_MATERIAL PROVIDED:_
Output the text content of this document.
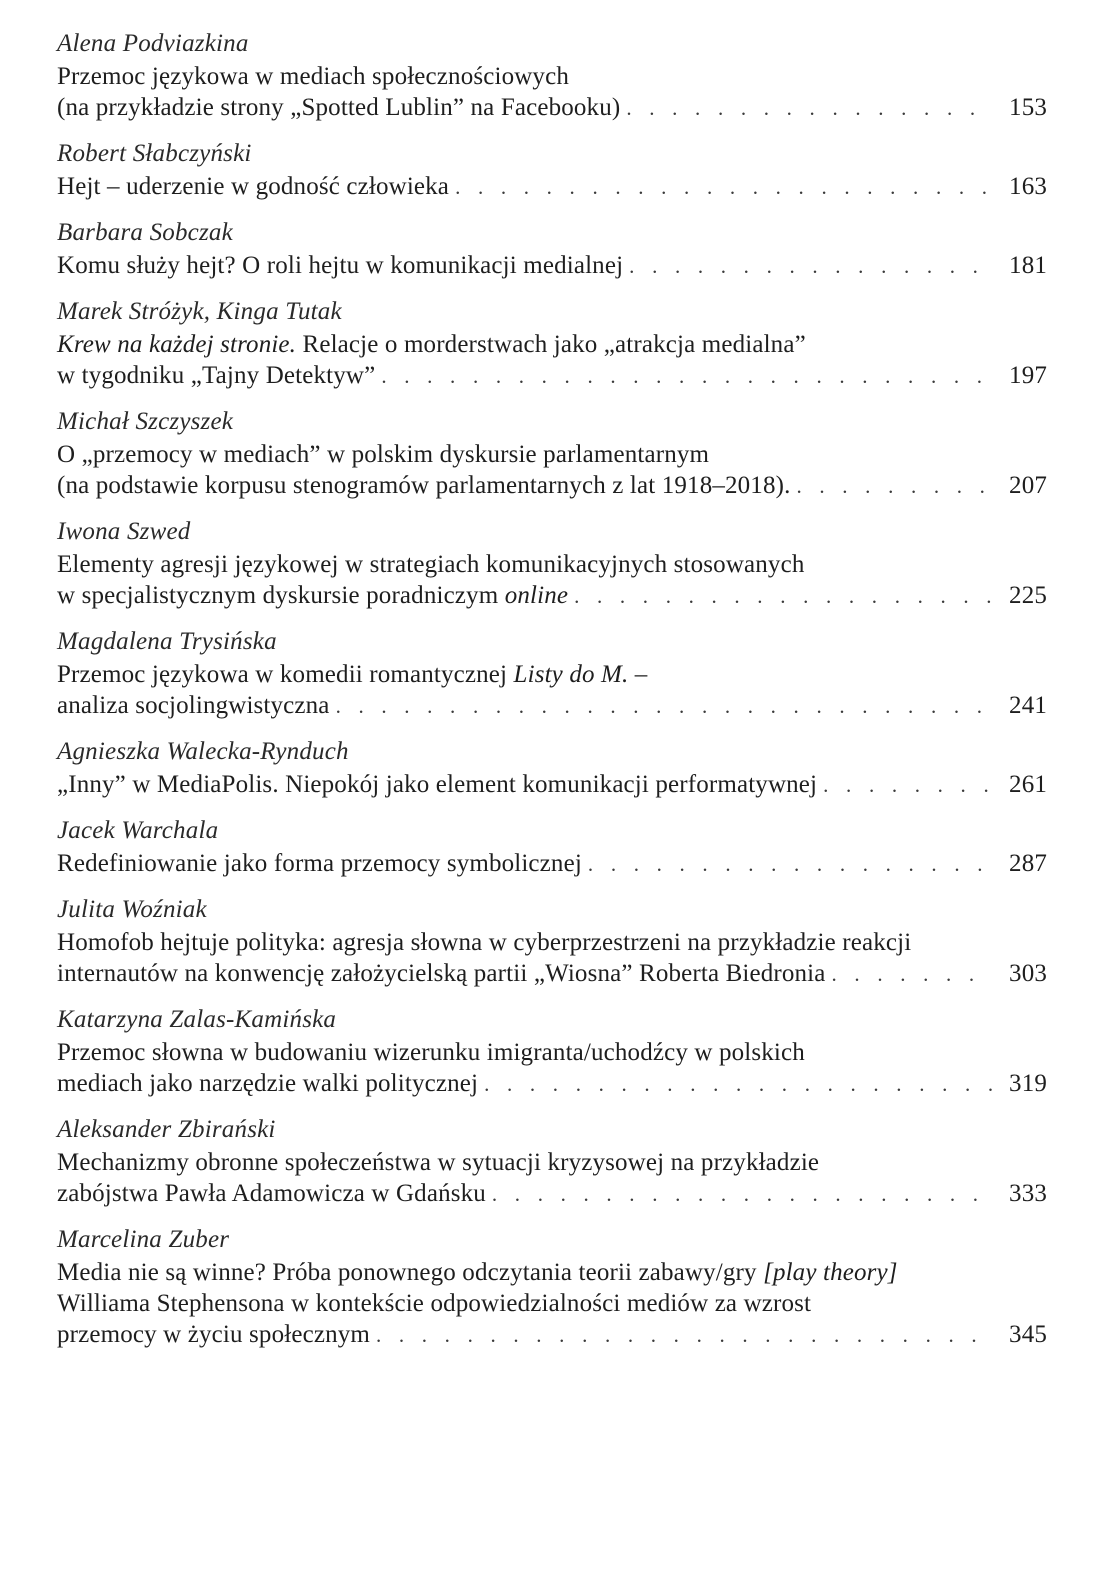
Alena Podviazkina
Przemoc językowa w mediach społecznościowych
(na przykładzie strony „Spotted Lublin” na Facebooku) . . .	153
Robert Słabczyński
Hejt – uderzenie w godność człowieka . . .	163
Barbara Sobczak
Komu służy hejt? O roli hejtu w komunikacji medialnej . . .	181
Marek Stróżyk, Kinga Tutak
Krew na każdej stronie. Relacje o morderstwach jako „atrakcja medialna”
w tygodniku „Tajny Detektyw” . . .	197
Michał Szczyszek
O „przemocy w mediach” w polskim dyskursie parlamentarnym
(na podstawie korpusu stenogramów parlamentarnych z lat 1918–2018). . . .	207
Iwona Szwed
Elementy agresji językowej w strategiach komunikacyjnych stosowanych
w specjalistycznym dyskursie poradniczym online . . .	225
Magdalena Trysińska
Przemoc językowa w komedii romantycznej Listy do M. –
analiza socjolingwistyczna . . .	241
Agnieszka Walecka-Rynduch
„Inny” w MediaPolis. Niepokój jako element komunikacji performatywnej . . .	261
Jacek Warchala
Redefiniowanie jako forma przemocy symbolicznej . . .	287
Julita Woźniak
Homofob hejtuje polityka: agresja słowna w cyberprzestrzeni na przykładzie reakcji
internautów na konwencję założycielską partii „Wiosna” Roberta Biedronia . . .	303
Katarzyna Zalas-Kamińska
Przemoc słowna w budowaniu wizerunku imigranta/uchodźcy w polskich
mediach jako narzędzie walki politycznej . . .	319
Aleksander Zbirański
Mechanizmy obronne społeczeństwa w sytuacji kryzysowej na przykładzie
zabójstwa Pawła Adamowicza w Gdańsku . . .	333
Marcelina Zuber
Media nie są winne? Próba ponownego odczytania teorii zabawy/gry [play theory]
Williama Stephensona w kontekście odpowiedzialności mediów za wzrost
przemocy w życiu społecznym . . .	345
...
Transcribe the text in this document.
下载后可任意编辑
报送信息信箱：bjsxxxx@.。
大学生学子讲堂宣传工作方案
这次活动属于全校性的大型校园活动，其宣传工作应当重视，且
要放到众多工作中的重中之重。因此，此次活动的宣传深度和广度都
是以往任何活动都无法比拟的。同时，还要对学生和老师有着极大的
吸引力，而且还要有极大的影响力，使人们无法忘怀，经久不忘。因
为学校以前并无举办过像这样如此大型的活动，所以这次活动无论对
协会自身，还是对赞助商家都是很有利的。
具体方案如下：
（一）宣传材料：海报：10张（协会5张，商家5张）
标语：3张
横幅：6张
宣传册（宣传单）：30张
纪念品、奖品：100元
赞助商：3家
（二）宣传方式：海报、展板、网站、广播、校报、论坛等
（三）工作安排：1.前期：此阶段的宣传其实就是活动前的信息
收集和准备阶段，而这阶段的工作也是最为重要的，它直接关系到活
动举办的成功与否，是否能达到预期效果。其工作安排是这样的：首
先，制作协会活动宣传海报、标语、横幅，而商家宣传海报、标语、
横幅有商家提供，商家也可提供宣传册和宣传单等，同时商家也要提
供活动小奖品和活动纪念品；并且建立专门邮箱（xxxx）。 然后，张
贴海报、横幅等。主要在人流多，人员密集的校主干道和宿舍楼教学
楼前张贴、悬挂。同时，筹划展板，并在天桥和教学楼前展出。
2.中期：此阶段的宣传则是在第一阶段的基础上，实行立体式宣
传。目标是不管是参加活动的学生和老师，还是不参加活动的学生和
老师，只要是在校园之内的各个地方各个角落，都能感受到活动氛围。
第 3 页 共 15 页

_AIM OF THE EXERCISE:_
Where a line in the entries holds "przykładzie", copy that line.

_EXERCISE RESULT:_
(na przykładzie strony „Spotted Lublin” na Facebooku) . . .	153
Homofob hejtuje polityka: agresja słowna w cyberprzestrzeni na przykładzie reakcji
Mechanizmy obronne społeczeństwa w sytuacji kryzysowej na przykładzie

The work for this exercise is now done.